(Collection entries)
################

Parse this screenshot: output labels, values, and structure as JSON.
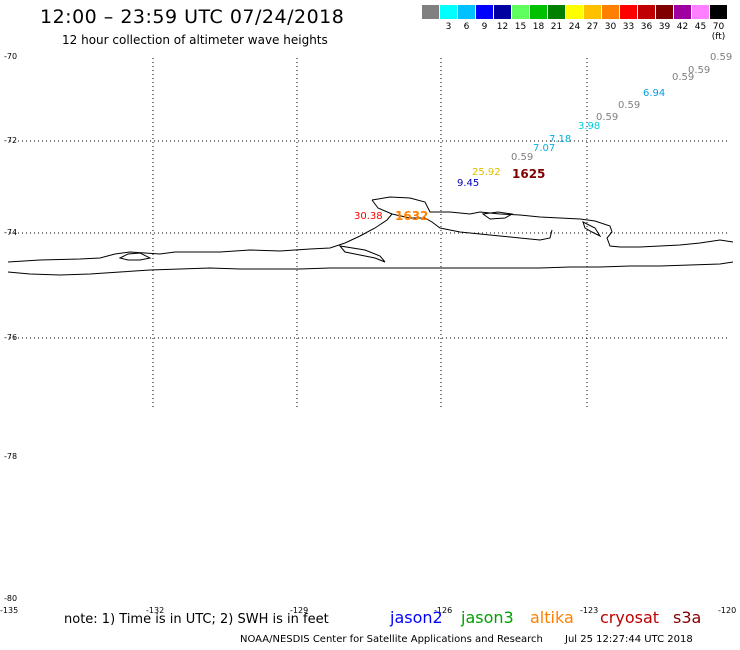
{
  "header": {
    "title": "12:00 – 23:59 UTC 07/24/2018",
    "subtitle": "12 hour collection of altimeter wave heights"
  },
  "legend": {
    "swatches": [
      {
        "color": "#808080",
        "label": ""
      },
      {
        "color": "#00ffff",
        "label": "3"
      },
      {
        "color": "#00c0ff",
        "label": "6"
      },
      {
        "color": "#0000ff",
        "label": "9"
      },
      {
        "color": "#0000a0",
        "label": "12"
      },
      {
        "color": "#60ff60",
        "label": "15"
      },
      {
        "color": "#00c000",
        "label": "18"
      },
      {
        "color": "#008000",
        "label": "21"
      },
      {
        "color": "#ffff00",
        "label": "24"
      },
      {
        "color": "#ffc000",
        "label": "27"
      },
      {
        "color": "#ff8000",
        "label": "30"
      },
      {
        "color": "#ff0000",
        "label": "33"
      },
      {
        "color": "#c00000",
        "label": "36"
      },
      {
        "color": "#800000",
        "label": "39"
      },
      {
        "color": "#a000a0",
        "label": "42"
      },
      {
        "color": "#ff80ff",
        "label": "45"
      },
      {
        "color": "#000000",
        "label": "70 (ft)"
      }
    ]
  },
  "axes": {
    "lat_labels": [
      "-70",
      "-72",
      "-74",
      "-76",
      "-78",
      "-80"
    ],
    "lon_labels": [
      "-135",
      "-132",
      "-129",
      "-126",
      "-123",
      "-120"
    ]
  },
  "observations": [
    {
      "text": "0.59",
      "color": "#808080"
    },
    {
      "text": "0.59",
      "color": "#808080"
    },
    {
      "text": "0.59",
      "color": "#808080"
    },
    {
      "text": "6.94",
      "color": "#00a0e0"
    },
    {
      "text": "0.59",
      "color": "#808080"
    },
    {
      "text": "0.59",
      "color": "#808080"
    },
    {
      "text": "3.98",
      "color": "#00d0e0"
    },
    {
      "text": "7.18",
      "color": "#00b0e0"
    },
    {
      "text": "7.07",
      "color": "#00b0e0"
    },
    {
      "text": "0.59",
      "color": "#808080"
    },
    {
      "text": "25.92",
      "color": "#e0c000"
    },
    {
      "text": "9.45",
      "color": "#0000c0"
    },
    {
      "text": "30.38",
      "color": "#ff0000"
    }
  ],
  "tracks": [
    {
      "text": "1625",
      "color": "#800000"
    },
    {
      "text": "1632",
      "color": "#ff8000"
    }
  ],
  "footer": {
    "note": "note: 1) Time is in UTC; 2) SWH is in feet",
    "satellites": [
      {
        "name": "jason2",
        "color": "#0000ff"
      },
      {
        "name": "jason3",
        "color": "#00a000"
      },
      {
        "name": "altika",
        "color": "#ff8000"
      },
      {
        "name": "cryosat",
        "color": "#c00000"
      },
      {
        "name": "s3a",
        "color": "#800000"
      }
    ],
    "credit": "NOAA/NESDIS Center for Satellite Applications and Research",
    "timestamp": "Jul 25 12:27:44 UTC 2018"
  }
}
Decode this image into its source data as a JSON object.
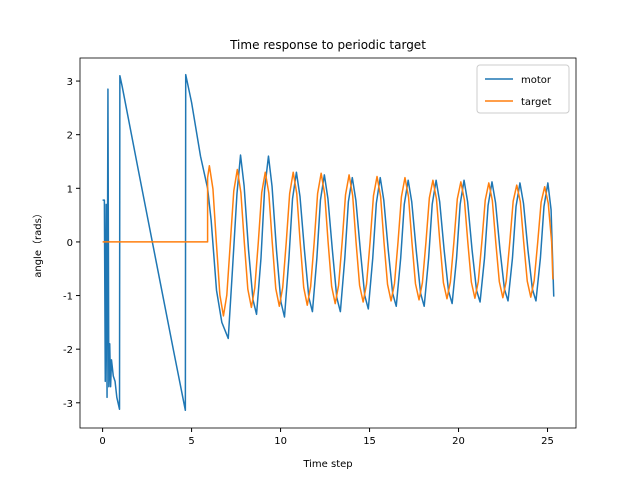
{
  "chart_data": {
    "type": "line",
    "title": "Time response to periodic target",
    "x_label": "Time step",
    "y_label": "angle（rads）",
    "xlim": [
      -1.27,
      26.6
    ],
    "ylim": [
      -3.47,
      3.43
    ],
    "xticks": [
      0,
      5,
      10,
      15,
      20,
      25
    ],
    "yticks": [
      -3,
      -2,
      -1,
      0,
      1,
      2,
      3
    ],
    "legend": "upper right",
    "series": [
      {
        "name": "motor",
        "color": "#1f77b4",
        "x": [
          0,
          0.1,
          0.15,
          0.2,
          0.25,
          0.3,
          0.35,
          0.4,
          0.45,
          0.5,
          0.6,
          0.7,
          0.8,
          0.95,
          0.97,
          1.1,
          2,
          3,
          4,
          4.65,
          4.67,
          5,
          5.5,
          5.9,
          6.1,
          6.4,
          6.7,
          7.06,
          7.3,
          7.55,
          7.75,
          7.95,
          8.2,
          8.45,
          8.65,
          8.9,
          9.1,
          9.32,
          9.52,
          9.77,
          10.02,
          10.22,
          10.47,
          10.67,
          10.89,
          11.09,
          11.34,
          11.59,
          11.79,
          12.04,
          12.24,
          12.46,
          12.66,
          12.91,
          13.16,
          13.36,
          13.61,
          13.81,
          14.03,
          14.23,
          14.48,
          14.73,
          14.93,
          15.18,
          15.38,
          15.6,
          15.8,
          16.05,
          16.3,
          16.5,
          16.75,
          16.95,
          17.17,
          17.37,
          17.62,
          17.87,
          18.07,
          18.32,
          18.52,
          18.74,
          18.94,
          19.19,
          19.44,
          19.64,
          19.89,
          20.09,
          20.31,
          20.51,
          20.76,
          21.01,
          21.21,
          21.46,
          21.66,
          21.88,
          22.08,
          22.33,
          22.58,
          22.78,
          23.03,
          23.23,
          23.45,
          23.65,
          23.9,
          24.15,
          24.35,
          24.6,
          24.8,
          25.02,
          25.2,
          25.35
        ],
        "values": [
          0.78,
          0.78,
          -2.6,
          0.7,
          -2.9,
          2.85,
          -2.7,
          -1.9,
          -2.7,
          -2.2,
          -2.5,
          -2.6,
          -2.9,
          -3.12,
          3.1,
          2.9,
          1.35,
          -0.35,
          -2.05,
          -3.14,
          3.12,
          2.6,
          1.6,
          1.0,
          0.4,
          -0.9,
          -1.5,
          -1.8,
          -0.5,
          0.9,
          1.62,
          1.05,
          -0.15,
          -1.08,
          -1.35,
          -0.3,
          0.97,
          1.6,
          1.04,
          -0.15,
          -1.12,
          -1.4,
          -0.3,
          0.8,
          1.3,
          0.85,
          -0.15,
          -1.04,
          -1.3,
          -0.3,
          0.78,
          1.25,
          0.81,
          -0.15,
          -1.04,
          -1.3,
          -0.3,
          0.75,
          1.2,
          0.78,
          -0.15,
          -1.0,
          -1.25,
          -0.3,
          0.72,
          1.2,
          0.78,
          -0.15,
          -0.96,
          -1.2,
          -0.3,
          0.7,
          1.15,
          0.75,
          -0.15,
          -0.96,
          -1.2,
          -0.3,
          0.7,
          1.15,
          0.75,
          -0.15,
          -0.92,
          -1.15,
          -0.3,
          0.7,
          1.15,
          0.75,
          -0.15,
          -0.9,
          -1.12,
          -0.3,
          0.68,
          1.12,
          0.73,
          -0.15,
          -0.88,
          -1.1,
          -0.3,
          0.66,
          1.1,
          0.72,
          -0.15,
          -0.88,
          -1.1,
          -0.3,
          0.66,
          1.1,
          0.6,
          -1.02
        ]
      },
      {
        "name": "target",
        "color": "#ff7f0e",
        "x": [
          0,
          5.9,
          5.9,
          6.0,
          6.2,
          6.39,
          6.59,
          6.79,
          6.98,
          7.18,
          7.37,
          7.57,
          7.77,
          7.96,
          8.16,
          8.36,
          8.55,
          8.75,
          8.94,
          9.14,
          9.34,
          9.53,
          9.73,
          9.93,
          10.12,
          10.32,
          10.51,
          10.71,
          10.91,
          11.1,
          11.3,
          11.5,
          11.69,
          11.89,
          12.08,
          12.28,
          12.48,
          12.67,
          12.87,
          13.07,
          13.26,
          13.46,
          13.65,
          13.85,
          14.05,
          14.24,
          14.44,
          14.64,
          14.83,
          15.03,
          15.22,
          15.42,
          15.62,
          15.81,
          16.01,
          16.21,
          16.4,
          16.6,
          16.79,
          16.99,
          17.19,
          17.38,
          17.58,
          17.78,
          17.97,
          18.17,
          18.36,
          18.56,
          18.76,
          18.95,
          19.15,
          19.35,
          19.54,
          19.74,
          19.93,
          20.13,
          20.33,
          20.52,
          20.72,
          20.92,
          21.11,
          21.31,
          21.5,
          21.7,
          21.9,
          22.09,
          22.29,
          22.49,
          22.68,
          22.88,
          23.07,
          23.27,
          23.47,
          23.66,
          23.86,
          24.06,
          24.25,
          24.45,
          24.64,
          24.84,
          25.04,
          25.23,
          25.3
        ],
        "values": [
          0,
          0,
          1.2,
          1.42,
          0.99,
          0,
          -0.99,
          -1.38,
          -0.99,
          0,
          0.95,
          1.35,
          0.92,
          0,
          -0.88,
          -1.22,
          -0.86,
          0,
          0.92,
          1.3,
          0.91,
          0,
          -0.87,
          -1.2,
          -0.85,
          0,
          0.9,
          1.3,
          0.9,
          0,
          -0.85,
          -1.18,
          -0.83,
          0,
          0.9,
          1.28,
          0.89,
          0,
          -0.83,
          -1.15,
          -0.81,
          0,
          0.88,
          1.25,
          0.87,
          0,
          -0.81,
          -1.12,
          -0.79,
          0,
          0.86,
          1.22,
          0.85,
          0,
          -0.79,
          -1.1,
          -0.78,
          0,
          0.84,
          1.2,
          0.84,
          0,
          -0.78,
          -1.08,
          -0.76,
          0,
          0.82,
          1.15,
          0.8,
          0,
          -0.76,
          -1.06,
          -0.75,
          0,
          0.8,
          1.12,
          0.78,
          0,
          -0.75,
          -1.05,
          -0.74,
          0,
          0.78,
          1.1,
          0.77,
          0,
          -0.74,
          -1.04,
          -0.73,
          0,
          0.76,
          1.06,
          0.75,
          0,
          -0.73,
          -1.03,
          -0.72,
          0,
          0.74,
          1.03,
          0.72,
          0,
          -0.7
        ]
      }
    ]
  }
}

################

» **INSTRUCTIONS TO FOLLOW**
Copy each line in the data that holds the word "target".

» **OUTPUT FOR THIS EXERCISE**
    "title": "Time response to periodic target",
        "name": "target",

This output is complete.